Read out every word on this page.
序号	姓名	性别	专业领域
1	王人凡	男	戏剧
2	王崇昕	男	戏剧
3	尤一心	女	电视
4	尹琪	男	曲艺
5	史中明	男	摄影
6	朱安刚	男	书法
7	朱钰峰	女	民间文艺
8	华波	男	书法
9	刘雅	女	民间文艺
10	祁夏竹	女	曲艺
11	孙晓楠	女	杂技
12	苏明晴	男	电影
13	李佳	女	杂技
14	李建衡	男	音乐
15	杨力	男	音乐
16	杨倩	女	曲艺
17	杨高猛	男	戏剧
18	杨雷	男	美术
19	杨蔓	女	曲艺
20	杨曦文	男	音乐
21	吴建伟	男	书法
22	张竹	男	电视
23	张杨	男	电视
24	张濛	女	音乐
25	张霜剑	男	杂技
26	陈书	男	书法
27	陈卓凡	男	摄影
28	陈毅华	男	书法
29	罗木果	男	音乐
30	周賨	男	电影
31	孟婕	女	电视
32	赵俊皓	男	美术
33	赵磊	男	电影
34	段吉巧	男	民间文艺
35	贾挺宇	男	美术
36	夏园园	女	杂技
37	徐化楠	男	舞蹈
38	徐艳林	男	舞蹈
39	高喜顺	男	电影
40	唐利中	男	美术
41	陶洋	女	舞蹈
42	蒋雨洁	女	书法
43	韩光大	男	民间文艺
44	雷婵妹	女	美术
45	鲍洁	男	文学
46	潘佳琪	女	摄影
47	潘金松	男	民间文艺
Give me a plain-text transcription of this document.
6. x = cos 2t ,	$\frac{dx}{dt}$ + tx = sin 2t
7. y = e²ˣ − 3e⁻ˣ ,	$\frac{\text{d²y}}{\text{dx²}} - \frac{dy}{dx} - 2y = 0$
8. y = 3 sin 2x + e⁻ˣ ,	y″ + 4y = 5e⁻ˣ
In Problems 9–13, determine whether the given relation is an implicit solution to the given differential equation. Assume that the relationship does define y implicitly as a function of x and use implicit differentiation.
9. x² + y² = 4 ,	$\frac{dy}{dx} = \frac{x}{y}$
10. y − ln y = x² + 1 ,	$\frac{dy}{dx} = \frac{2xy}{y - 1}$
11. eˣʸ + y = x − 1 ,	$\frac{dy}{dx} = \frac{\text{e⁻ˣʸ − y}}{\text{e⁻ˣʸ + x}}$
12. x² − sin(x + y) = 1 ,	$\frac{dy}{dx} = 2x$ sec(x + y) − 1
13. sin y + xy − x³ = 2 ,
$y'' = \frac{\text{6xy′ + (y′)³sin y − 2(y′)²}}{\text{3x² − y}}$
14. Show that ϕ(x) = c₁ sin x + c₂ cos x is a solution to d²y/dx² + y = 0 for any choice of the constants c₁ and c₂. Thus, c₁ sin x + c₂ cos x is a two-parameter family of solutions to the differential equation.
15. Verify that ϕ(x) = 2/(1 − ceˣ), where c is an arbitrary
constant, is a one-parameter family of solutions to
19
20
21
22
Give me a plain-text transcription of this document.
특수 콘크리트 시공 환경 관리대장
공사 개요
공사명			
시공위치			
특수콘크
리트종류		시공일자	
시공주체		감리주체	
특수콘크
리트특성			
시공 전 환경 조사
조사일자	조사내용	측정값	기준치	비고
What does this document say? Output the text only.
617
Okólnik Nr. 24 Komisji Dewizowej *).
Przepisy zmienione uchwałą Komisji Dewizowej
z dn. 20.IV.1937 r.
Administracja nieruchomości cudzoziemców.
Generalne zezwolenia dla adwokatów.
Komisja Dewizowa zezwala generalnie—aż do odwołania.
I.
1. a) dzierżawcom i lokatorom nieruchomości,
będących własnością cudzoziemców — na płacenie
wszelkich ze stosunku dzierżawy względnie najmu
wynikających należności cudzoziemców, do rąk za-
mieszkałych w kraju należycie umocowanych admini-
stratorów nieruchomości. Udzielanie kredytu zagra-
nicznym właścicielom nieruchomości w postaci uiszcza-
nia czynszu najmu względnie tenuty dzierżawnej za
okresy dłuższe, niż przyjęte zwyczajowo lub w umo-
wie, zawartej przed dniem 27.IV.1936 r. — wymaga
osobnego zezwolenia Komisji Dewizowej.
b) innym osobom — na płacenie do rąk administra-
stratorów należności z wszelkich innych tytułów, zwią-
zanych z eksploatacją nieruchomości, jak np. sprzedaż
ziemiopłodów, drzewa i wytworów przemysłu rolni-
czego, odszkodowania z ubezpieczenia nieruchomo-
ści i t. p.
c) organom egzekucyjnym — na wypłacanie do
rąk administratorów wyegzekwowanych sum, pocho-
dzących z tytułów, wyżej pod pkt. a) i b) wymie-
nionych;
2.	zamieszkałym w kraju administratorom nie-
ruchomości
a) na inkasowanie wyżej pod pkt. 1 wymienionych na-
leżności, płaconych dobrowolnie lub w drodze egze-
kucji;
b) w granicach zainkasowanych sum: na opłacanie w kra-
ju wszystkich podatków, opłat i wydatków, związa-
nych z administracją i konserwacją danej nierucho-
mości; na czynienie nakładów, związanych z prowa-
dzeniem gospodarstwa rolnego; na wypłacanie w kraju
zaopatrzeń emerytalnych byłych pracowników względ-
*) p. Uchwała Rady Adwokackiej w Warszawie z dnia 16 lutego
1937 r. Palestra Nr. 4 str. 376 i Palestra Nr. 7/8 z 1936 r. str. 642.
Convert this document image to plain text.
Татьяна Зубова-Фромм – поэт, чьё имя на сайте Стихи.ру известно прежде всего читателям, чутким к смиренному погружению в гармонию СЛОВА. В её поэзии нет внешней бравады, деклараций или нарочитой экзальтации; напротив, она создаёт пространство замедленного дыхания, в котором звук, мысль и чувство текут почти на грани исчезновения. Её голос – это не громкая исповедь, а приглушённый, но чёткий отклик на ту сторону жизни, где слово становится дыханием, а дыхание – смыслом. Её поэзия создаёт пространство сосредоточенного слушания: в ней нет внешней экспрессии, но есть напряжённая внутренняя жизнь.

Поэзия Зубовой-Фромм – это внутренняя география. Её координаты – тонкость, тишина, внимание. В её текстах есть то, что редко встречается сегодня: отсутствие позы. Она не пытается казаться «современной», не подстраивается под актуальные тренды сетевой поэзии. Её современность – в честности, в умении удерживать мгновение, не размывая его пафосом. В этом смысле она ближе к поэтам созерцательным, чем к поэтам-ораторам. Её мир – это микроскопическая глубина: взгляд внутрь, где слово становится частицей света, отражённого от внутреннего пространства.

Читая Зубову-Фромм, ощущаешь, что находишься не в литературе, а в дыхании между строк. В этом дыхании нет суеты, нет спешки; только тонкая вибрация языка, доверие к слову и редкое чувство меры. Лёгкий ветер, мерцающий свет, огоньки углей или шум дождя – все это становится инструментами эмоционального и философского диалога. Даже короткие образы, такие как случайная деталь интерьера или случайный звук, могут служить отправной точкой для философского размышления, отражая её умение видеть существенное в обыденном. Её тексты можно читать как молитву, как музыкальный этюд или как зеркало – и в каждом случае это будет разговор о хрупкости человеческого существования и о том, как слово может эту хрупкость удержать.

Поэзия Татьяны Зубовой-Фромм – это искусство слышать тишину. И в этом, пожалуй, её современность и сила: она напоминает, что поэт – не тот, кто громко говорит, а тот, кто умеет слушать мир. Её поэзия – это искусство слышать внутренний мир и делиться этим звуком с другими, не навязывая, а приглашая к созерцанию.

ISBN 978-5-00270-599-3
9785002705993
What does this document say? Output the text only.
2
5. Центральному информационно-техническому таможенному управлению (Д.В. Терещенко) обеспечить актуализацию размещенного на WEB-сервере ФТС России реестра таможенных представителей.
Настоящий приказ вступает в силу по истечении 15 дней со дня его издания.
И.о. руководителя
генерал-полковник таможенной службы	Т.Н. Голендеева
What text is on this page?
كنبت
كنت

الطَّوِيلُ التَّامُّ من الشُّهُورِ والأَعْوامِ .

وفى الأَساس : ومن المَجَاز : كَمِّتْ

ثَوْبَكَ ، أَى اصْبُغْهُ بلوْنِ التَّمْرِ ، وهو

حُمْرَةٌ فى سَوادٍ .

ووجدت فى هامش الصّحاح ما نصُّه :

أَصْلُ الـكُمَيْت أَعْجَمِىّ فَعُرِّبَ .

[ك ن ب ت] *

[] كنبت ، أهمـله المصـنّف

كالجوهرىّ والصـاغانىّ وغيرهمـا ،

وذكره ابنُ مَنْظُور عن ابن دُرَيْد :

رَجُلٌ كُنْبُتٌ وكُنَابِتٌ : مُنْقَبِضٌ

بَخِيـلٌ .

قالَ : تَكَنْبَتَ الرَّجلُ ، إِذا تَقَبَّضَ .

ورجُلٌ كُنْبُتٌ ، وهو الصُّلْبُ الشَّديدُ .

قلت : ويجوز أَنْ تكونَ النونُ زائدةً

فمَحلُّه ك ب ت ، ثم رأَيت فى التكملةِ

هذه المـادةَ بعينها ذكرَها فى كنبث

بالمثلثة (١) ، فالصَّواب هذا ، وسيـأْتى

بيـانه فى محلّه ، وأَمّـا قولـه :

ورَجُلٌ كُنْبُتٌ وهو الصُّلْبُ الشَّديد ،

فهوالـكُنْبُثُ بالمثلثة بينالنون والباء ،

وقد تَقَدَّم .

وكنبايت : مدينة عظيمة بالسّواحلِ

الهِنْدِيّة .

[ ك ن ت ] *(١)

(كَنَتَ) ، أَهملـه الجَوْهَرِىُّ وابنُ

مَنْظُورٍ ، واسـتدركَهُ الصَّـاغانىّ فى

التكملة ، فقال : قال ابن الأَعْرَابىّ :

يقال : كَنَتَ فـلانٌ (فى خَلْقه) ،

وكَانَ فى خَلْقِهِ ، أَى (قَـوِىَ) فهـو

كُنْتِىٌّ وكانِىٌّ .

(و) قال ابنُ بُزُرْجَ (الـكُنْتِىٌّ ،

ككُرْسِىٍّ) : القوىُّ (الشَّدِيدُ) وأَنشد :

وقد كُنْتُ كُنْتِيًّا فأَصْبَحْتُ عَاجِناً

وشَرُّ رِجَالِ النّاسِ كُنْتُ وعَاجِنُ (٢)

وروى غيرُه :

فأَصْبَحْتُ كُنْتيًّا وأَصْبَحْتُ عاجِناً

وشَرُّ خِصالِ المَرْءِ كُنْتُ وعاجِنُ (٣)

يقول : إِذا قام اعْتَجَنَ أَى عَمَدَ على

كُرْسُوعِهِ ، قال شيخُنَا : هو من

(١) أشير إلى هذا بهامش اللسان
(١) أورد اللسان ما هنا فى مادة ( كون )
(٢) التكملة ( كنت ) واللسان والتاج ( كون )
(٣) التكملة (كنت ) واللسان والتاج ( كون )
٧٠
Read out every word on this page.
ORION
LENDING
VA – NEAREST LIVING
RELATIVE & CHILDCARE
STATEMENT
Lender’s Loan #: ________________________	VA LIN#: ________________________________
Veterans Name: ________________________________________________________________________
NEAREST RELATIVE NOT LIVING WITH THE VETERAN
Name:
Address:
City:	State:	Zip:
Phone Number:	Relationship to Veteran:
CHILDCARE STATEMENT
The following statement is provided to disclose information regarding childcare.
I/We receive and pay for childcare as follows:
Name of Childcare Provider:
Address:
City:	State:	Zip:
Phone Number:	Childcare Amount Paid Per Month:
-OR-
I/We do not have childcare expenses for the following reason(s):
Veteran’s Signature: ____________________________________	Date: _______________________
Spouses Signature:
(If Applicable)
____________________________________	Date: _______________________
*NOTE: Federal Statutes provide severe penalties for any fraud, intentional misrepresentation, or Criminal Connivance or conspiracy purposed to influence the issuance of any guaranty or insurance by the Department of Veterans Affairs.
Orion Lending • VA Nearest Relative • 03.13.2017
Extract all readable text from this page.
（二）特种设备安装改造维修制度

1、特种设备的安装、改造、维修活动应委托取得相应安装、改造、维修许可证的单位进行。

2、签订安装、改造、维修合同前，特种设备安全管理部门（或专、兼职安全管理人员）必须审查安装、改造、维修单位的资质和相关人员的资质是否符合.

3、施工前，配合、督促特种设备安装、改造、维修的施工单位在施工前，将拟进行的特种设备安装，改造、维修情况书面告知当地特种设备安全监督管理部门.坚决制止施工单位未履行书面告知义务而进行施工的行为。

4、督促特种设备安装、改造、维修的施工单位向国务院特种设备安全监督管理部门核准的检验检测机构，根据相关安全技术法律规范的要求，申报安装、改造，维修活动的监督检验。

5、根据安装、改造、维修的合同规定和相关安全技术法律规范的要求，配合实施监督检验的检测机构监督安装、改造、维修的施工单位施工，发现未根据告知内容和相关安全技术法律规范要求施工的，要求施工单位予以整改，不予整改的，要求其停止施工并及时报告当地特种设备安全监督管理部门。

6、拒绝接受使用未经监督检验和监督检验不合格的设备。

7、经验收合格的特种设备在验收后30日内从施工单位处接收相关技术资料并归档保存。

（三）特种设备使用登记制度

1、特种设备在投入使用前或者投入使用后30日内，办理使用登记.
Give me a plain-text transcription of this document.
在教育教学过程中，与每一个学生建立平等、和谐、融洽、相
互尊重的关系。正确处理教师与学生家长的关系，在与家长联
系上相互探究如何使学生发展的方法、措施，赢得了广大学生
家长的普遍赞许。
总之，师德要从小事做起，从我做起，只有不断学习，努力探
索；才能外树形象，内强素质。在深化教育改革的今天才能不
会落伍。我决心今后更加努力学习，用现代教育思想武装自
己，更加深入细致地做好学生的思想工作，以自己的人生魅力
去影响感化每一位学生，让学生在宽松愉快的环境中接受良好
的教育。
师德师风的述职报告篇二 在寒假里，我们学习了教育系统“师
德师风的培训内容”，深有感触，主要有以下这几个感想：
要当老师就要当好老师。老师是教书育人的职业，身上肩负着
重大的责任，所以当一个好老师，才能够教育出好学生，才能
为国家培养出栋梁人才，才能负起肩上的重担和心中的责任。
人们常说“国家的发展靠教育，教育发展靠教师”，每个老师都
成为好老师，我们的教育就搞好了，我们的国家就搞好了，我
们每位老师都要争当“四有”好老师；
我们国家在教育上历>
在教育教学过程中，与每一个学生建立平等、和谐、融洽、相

□ □ □ □ □ □ □

EXERCISE GOAL —
Check the records above line by line and tally those holding the string "wszelkich". Answer with the number only.

TASK SOLUTION —
2